TEXTO PROPORCIONADO:
○ ○ ○ ○
De acuerdo a las cifras de la Encuesta Nacional de Empleo (ENE) a diciembre del 2017, las cuatro ramas de actividad económica nacional donde hay más mujeres trabajando son el servicio doméstico, los servicios sociales y de salud, la enseñanza y los hoteles y restaurantes.
En 1990 solo un 39,3% de las mujeres entre 21 y 60 años -la edad en que en Chile se considera a alguien “económicamente activo”- trabajaban. Hoy, 28 años después, lo hace el 63,5%. ¿Cómo y dónde ocurrió ese cambio? De acuerdo al último informe Género, Educación y Trabajo (GET) de Comunidad Mujer, existen tres factores clave para este explosivo aumento.
El primero es el del aumento de los años dentro del sistema educativo de las mujeres. Esto, ya que si al iniciar la transición a la democracia solo el 10,9% de las mujeres accedía a la Educación Superior -ya sea universidades como centros de formación técnica o institutos profesionales- para el año 2015 la cifra había llegado al 39,1%. Tras un análisis de varias décadas de encuestas CASEN, el informe GET 2018 de Comunidad Mujer concluye que “a mayor nivel educacional, mayor es la participación de las mujeres y menor la distancia respecto a la proporción de hombres ocupados o en búsqueda de un trabajo”.
Esto no solo es relevante a la hora de la inserción laboral sino también de la autonomía de las mujeres. A nivel mundial, se entiende autonomía de las mujeres como sinónimo de toma de conciencia y protagonismo en la propia vida, en un contexto en que el machismo generalizado obliga a muchas a tomar rumbos que no necesariamente eligieron. Y de acuerdo a estudios del Servicio Nacional de la Mujer, mientras menor escolaridad tiene una mujer mayor es su probabilidad de vivir formas de abuso o violencia.
○ ○ ○ ○
[Filas del conjunto de datos]
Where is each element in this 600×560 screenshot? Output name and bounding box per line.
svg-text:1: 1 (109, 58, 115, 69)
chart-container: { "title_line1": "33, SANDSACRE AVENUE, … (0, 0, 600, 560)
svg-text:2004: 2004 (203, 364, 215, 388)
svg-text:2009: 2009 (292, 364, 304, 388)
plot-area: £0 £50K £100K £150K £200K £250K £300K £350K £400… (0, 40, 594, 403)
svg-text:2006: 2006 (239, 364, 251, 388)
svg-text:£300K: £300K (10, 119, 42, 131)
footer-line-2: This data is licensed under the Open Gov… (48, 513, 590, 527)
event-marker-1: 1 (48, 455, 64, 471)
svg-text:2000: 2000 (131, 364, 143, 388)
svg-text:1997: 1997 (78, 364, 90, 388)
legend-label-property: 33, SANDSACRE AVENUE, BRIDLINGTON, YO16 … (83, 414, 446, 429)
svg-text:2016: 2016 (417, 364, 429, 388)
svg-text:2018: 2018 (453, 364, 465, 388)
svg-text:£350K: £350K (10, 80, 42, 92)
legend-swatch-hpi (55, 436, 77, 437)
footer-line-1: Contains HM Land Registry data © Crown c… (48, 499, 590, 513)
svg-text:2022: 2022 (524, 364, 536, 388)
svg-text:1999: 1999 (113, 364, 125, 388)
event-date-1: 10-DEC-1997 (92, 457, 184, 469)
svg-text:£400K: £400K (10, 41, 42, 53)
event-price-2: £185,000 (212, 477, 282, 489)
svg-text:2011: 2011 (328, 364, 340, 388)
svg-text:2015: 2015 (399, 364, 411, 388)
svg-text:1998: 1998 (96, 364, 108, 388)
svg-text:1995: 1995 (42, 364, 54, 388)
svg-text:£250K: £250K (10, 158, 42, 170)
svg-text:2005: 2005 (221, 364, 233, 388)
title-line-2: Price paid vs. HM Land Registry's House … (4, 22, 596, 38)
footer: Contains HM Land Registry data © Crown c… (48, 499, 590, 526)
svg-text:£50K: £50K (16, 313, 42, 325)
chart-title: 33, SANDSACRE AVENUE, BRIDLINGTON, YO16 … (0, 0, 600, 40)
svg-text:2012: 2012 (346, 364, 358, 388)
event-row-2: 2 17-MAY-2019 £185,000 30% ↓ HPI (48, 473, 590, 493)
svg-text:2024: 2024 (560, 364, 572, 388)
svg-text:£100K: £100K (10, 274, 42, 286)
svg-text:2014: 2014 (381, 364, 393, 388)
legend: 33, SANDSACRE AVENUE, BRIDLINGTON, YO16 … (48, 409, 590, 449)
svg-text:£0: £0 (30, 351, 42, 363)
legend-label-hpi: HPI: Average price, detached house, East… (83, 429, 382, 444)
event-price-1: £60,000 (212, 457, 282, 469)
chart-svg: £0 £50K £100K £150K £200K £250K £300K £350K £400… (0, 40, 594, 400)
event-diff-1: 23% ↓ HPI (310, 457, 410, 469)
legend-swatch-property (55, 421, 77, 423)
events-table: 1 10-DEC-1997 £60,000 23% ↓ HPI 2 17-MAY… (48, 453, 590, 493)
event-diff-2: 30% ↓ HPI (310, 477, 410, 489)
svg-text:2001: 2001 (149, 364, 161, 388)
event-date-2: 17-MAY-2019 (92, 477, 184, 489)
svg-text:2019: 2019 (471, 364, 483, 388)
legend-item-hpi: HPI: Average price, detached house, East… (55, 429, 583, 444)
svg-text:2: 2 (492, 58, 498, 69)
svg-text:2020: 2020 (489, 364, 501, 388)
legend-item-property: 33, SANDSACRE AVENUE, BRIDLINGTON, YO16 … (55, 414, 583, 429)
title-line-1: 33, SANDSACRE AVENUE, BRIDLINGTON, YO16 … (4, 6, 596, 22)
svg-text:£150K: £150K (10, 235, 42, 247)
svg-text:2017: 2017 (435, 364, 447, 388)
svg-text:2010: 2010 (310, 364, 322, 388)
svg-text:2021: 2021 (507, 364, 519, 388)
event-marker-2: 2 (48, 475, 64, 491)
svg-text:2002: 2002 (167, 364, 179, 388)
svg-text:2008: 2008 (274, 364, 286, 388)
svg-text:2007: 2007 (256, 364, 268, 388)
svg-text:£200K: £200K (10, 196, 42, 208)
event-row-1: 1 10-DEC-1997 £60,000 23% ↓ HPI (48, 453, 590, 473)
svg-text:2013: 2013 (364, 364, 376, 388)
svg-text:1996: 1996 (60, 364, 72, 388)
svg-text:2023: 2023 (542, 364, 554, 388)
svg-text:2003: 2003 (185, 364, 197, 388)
○ ○ ○ ○
PROBLEMAS POR RESOLVER:
**1)** En el texto sobre el empleo femenino en Chile, ¿qué porcentaje de las mujeres había llegado a la Educación Superior en el año 2015?
**2)** Prosigue el texto sobre el empleo femenino en Chile a partir de su última oración.
Los registros no hacen falta para resolver nada.

RESPUESTAS POR TAREA:
**1)** El 39,1%.

**2)**
El segundo factor que identificó la Comunidad Mujer para el aumento de la participación laboral femenina fue la tercerización de la economía. Esto quiere decir que, a partir de las reformas neoliberales impuestas en los años ‘70 y ‘80, la economía de Chile empezó a estar mayoritariamente en el sector servicios, más conocido como el “sector terciario”. Este sector involucra comercio, comunicaciones, finanzas, turismo, hostelería, ocio, cultura, espectáculos, la administración pública y los denominados servicios públicos, sean del Estado o el sector privado (sanidad, educación, atención a la dependencia), entre otros..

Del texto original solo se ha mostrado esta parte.